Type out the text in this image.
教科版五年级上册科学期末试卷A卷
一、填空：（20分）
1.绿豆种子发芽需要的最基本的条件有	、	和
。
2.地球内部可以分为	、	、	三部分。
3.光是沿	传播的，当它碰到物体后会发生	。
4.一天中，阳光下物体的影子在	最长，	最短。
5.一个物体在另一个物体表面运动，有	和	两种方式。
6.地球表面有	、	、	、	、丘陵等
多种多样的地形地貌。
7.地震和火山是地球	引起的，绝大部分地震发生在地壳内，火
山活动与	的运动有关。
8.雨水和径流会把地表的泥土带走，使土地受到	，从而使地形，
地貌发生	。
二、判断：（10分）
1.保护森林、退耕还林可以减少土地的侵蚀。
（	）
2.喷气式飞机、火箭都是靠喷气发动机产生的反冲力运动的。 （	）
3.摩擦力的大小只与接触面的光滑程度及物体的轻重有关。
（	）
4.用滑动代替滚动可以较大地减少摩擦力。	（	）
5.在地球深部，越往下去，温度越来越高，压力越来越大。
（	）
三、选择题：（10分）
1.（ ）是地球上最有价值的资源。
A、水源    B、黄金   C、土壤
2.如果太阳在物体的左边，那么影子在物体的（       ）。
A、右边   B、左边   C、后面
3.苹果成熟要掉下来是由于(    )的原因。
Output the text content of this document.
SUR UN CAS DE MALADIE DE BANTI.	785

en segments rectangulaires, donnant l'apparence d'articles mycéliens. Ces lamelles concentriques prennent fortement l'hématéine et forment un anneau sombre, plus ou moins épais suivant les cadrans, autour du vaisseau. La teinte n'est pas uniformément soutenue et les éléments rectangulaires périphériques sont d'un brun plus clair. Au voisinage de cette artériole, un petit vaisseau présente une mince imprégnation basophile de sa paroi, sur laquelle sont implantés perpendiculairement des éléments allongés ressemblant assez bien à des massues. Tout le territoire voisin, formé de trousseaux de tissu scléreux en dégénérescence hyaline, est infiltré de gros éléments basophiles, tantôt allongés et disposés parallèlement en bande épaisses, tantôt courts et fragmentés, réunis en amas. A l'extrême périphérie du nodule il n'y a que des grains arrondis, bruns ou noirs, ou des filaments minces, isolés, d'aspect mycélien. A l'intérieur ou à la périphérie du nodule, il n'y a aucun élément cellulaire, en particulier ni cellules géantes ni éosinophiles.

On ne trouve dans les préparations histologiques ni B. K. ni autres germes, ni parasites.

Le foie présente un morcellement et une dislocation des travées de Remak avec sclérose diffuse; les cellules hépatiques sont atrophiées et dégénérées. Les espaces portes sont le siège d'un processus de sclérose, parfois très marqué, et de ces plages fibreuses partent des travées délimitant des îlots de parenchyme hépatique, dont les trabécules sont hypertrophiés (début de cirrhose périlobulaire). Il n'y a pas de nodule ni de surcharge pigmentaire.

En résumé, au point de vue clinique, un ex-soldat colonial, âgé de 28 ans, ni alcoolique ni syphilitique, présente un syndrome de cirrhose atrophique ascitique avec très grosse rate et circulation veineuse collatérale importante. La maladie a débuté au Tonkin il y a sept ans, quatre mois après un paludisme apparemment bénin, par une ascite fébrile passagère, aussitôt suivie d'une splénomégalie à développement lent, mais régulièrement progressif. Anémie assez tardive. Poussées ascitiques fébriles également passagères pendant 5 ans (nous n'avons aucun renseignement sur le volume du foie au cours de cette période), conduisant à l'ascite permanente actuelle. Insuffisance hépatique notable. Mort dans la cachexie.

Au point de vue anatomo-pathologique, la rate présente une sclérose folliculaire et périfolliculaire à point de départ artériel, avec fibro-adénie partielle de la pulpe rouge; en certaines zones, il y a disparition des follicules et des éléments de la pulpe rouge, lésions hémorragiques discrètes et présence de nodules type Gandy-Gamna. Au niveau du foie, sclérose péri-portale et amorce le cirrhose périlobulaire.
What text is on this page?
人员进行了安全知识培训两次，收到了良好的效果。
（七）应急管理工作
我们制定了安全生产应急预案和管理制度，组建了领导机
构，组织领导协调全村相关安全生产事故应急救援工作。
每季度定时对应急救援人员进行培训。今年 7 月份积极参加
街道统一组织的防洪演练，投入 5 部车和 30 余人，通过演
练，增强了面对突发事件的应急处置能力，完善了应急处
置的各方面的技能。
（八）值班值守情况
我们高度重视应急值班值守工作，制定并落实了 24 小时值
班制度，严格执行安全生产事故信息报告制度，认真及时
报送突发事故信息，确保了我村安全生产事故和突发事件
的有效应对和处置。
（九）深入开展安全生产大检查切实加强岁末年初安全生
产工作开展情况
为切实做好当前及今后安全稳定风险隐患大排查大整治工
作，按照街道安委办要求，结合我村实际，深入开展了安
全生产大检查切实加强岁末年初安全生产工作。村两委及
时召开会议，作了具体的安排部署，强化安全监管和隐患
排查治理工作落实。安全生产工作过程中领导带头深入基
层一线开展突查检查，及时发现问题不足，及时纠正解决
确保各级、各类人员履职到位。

——

[STATED PROBLEM]: Quote each line above in full, word for word.

[SOLUTION TO THE PROBLEM]:
Type out the text in this image.
教科版五年级上册科学期末试卷A卷
一、填空：（20分）
1.绿豆种子发芽需要的最基本的条件有	、	和
。
2.地球内部可以分为	、	、	三部分。
3.光是沿	传播的，当它碰到物体后会发生	。
4.一天中，阳光下物体的影子在	最长，	最短。
5.一个物体在另一个物体表面运动，有	和	两种方式。
6.地球表面有	、	、	、	、丘陵等
多种多样的地形地貌。
7.地震和火山是地球	引起的，绝大部分地震发生在地壳内，火
山活动与	的运动有关。
8.雨水和径流会把地表的泥土带走，使土地受到	，从而使地形，
地貌发生	。
二、判断：（10分）
1.保护森林、退耕还林可以减少土地的侵蚀。
（	）
2.喷气式飞机、火箭都是靠喷气发动机产生的反冲力运动的。 （	）
3.摩擦力的大小只与接触面的光滑程度及物体的轻重有关。
（	）
4.用滑动代替滚动可以较大地减少摩擦力。	（	）
5.在地球深部，越往下去，温度越来越高，压力越来越大。
（	）
三、选择题：（10分）
1.（ ）是地球上最有价值的资源。
A、水源    B、黄金   C、土壤
2.如果太阳在物体的左边，那么影子在物体的（       ）。
A、右边   B、左边   C、后面
3.苹果成熟要掉下来是由于(    )的原因。
Output the text content of this document.
SUR UN CAS DE MALADIE DE BANTI.	785

en segments rectangulaires, donnant l'apparence d'articles mycéliens. Ces lamelles concentriques prennent fortement l'hématéine et forment un anneau sombre, plus ou moins épais suivant les cadrans, autour du vaisseau. La teinte n'est pas uniformément soutenue et les éléments rectangulaires périphériques sont d'un brun plus clair. Au voisinage de cette artériole, un petit vaisseau présente une mince imprégnation basophile de sa paroi, sur laquelle sont implantés perpendiculairement des éléments allongés ressemblant assez bien à des massues. Tout le territoire voisin, formé de trousseaux de tissu scléreux en dégénérescence hyaline, est infiltré de gros éléments basophiles, tantôt allongés et disposés parallèlement en bande épaisses, tantôt courts et fragmentés, réunis en amas. A l'extrême périphérie du nodule il n'y a que des grains arrondis, bruns ou noirs, ou des filaments minces, isolés, d'aspect mycélien. A l'intérieur ou à la périphérie du nodule, il n'y a aucun élément cellulaire, en particulier ni cellules géantes ni éosinophiles.

On ne trouve dans les préparations histologiques ni B. K. ni autres germes, ni parasites.

Le foie présente un morcellement et une dislocation des travées de Remak avec sclérose diffuse; les cellules hépatiques sont atrophiées et dégénérées. Les espaces portes sont le siège d'un processus de sclérose, parfois très marqué, et de ces plages fibreuses partent des travées délimitant des îlots de parenchyme hépatique, dont les trabécules sont hypertrophiés (début de cirrhose périlobulaire). Il n'y a pas de nodule ni de surcharge pigmentaire.

En résumé, au point de vue clinique, un ex-soldat colonial, âgé de 28 ans, ni alcoolique ni syphilitique, présente un syndrome de cirrhose atrophique ascitique avec très grosse rate et circulation veineuse collatérale importante. La maladie a débuté au Tonkin il y a sept ans, quatre mois après un paludisme apparemment bénin, par une ascite fébrile passagère, aussitôt suivie d'une splénomégalie à développement lent, mais régulièrement progressif. Anémie assez tardive. Poussées ascitiques fébriles également passagères pendant 5 ans (nous n'avons aucun renseignement sur le volume du foie au cours de cette période), conduisant à l'ascite permanente actuelle. Insuffisance hépatique notable. Mort dans la cachexie.

Au point de vue anatomo-pathologique, la rate présente une sclérose folliculaire et périfolliculaire à point de départ artériel, avec fibro-adénie partielle de la pulpe rouge; en certaines zones, il y a disparition des follicules et des éléments de la pulpe rouge, lésions hémorragiques discrètes et présence de nodules type Gandy-Gamna. Au niveau du foie, sclérose péri-portale et amorce le cirrhose périlobulaire.
What text is on this page?
人员进行了安全知识培训两次，收到了良好的效果。
（七）应急管理工作
我们制定了安全生产应急预案和管理制度，组建了领导机
构，组织领导协调全村相关安全生产事故应急救援工作。
每季度定时对应急救援人员进行培训。今年 7 月份积极参加
街道统一组织的防洪演练，投入 5 部车和 30 余人，通过演
练，增强了面对突发事件的应急处置能力，完善了应急处
置的各方面的技能。
（八）值班值守情况
我们高度重视应急值班值守工作，制定并落实了 24 小时值
班制度，严格执行安全生产事故信息报告制度，认真及时
报送突发事故信息，确保了我村安全生产事故和突发事件
的有效应对和处置。
（九）深入开展安全生产大检查切实加强岁末年初安全生
产工作开展情况
为切实做好当前及今后安全稳定风险隐患大排查大整治工
作，按照街道安委办要求，结合我村实际，深入开展了安
全生产大检查切实加强岁末年初安全生产工作。村两委及
时召开会议，作了具体的安排部署，强化安全监管和隐患
排查治理工作落实。安全生产工作过程中领导带头深入基
层一线开展突查检查，及时发现问题不足，及时纠正解决
确保各级、各类人员履职到位。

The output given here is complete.